§ EXERCISE TASK
Return all lines below containing the word "Proximity".

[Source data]
====

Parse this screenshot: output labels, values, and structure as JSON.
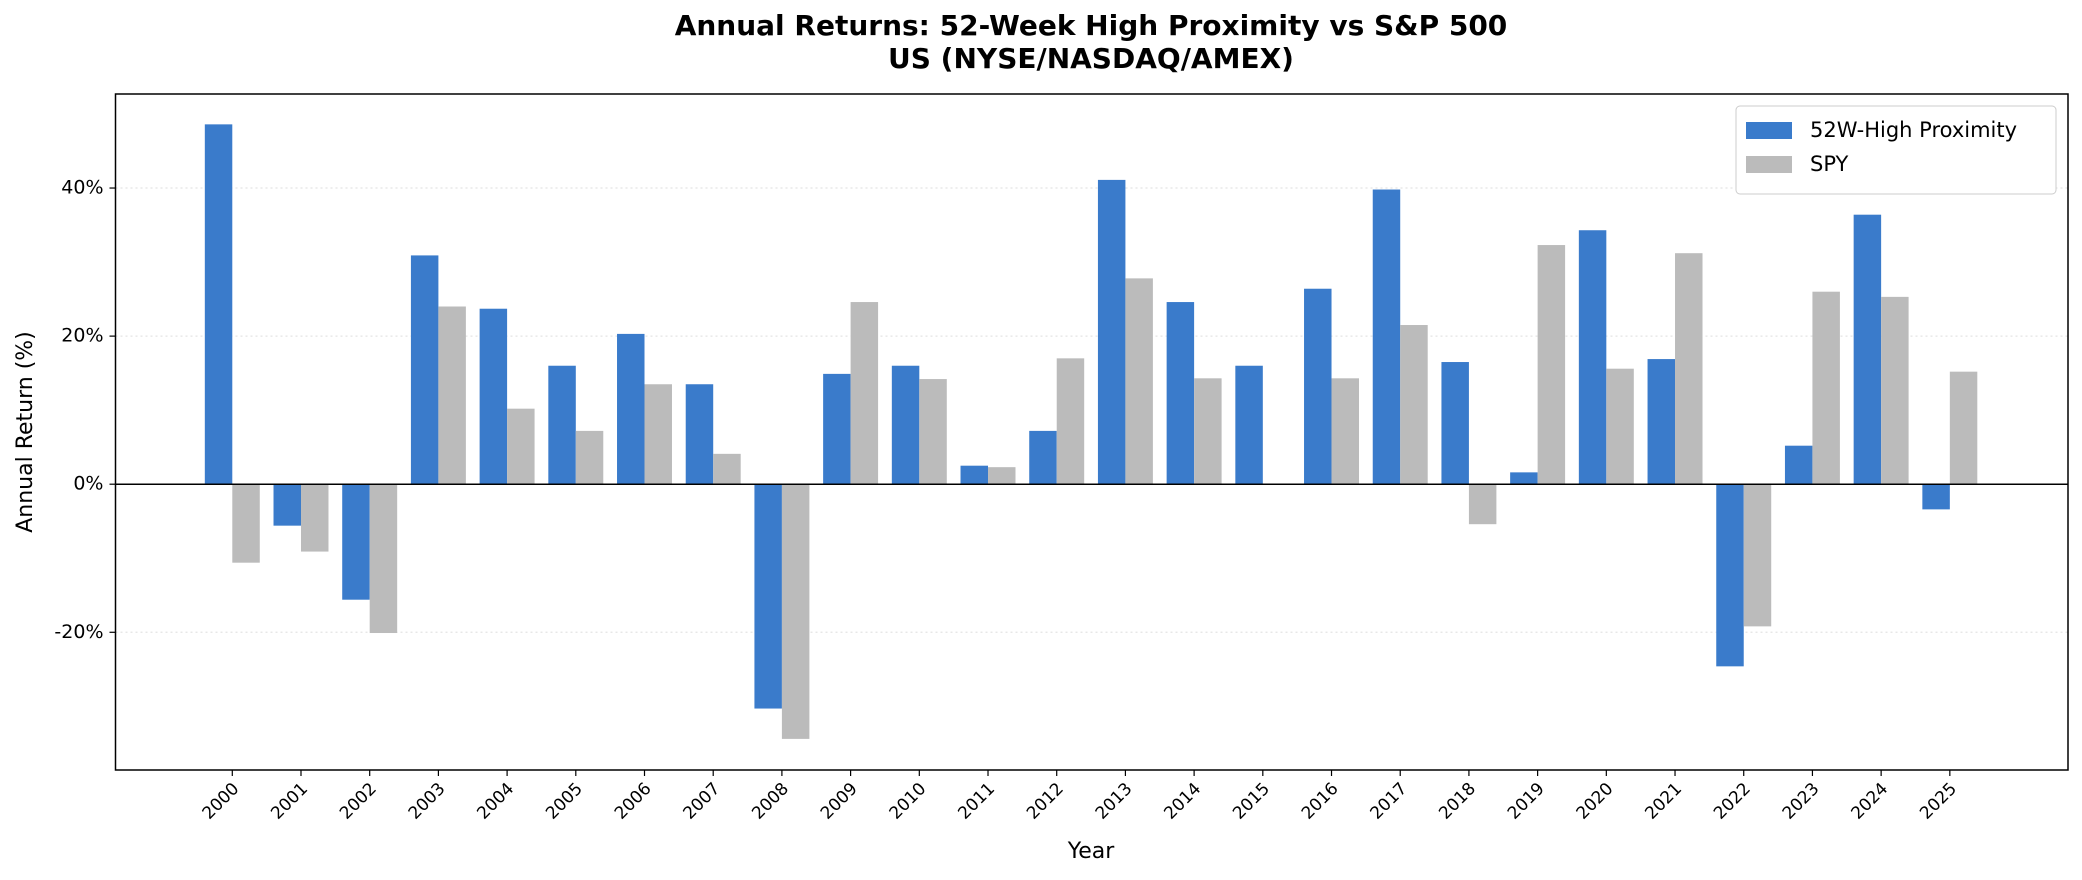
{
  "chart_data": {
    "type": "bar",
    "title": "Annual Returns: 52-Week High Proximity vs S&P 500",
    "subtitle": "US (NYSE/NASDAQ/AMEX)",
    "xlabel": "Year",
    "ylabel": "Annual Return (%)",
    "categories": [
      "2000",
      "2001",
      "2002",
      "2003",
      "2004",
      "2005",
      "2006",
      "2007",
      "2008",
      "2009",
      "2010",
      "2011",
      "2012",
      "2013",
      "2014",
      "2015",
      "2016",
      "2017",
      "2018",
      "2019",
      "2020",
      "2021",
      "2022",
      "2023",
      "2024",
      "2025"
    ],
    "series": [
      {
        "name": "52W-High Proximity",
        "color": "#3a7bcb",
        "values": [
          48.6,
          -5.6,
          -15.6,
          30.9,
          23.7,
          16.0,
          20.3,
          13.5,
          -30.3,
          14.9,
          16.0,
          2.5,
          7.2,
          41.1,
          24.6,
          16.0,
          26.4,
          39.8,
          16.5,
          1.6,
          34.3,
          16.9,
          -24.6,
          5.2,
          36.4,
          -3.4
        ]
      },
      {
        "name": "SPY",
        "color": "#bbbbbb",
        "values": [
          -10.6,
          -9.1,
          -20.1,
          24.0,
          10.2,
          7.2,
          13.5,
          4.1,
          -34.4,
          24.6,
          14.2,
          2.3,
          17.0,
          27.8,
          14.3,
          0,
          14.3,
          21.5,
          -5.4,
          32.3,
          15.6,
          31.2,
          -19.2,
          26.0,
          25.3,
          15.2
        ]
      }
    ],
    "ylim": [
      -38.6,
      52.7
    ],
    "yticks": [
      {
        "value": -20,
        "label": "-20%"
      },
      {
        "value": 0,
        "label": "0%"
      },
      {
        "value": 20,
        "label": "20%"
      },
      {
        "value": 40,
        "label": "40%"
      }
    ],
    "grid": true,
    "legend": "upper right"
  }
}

====

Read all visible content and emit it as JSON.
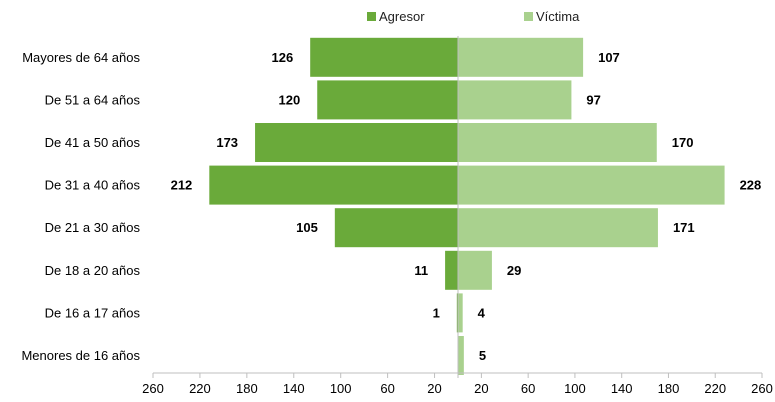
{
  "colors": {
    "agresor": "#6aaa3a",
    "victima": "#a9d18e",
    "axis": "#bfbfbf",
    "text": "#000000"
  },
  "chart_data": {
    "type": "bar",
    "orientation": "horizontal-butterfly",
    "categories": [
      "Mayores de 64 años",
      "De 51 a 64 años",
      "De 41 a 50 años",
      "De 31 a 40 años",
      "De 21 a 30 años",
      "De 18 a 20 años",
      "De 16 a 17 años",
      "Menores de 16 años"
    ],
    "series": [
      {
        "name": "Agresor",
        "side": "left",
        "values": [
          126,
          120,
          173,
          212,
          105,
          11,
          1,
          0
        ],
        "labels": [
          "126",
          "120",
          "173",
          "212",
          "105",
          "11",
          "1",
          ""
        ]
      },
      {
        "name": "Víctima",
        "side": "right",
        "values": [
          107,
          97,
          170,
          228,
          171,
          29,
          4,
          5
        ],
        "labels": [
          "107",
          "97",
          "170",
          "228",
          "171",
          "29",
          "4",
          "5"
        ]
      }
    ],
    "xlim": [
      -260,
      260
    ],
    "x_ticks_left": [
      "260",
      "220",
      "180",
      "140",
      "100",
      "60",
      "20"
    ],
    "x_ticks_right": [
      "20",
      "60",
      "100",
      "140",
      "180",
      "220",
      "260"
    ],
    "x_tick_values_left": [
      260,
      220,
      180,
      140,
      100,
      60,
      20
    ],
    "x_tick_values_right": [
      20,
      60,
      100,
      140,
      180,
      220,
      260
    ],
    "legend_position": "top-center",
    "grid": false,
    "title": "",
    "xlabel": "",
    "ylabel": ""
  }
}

====

§ THE OUTPUT
    "title": "Annual Returns: 52-Week High Proximity vs S&P 500",
        "name": "52W-High Proximity",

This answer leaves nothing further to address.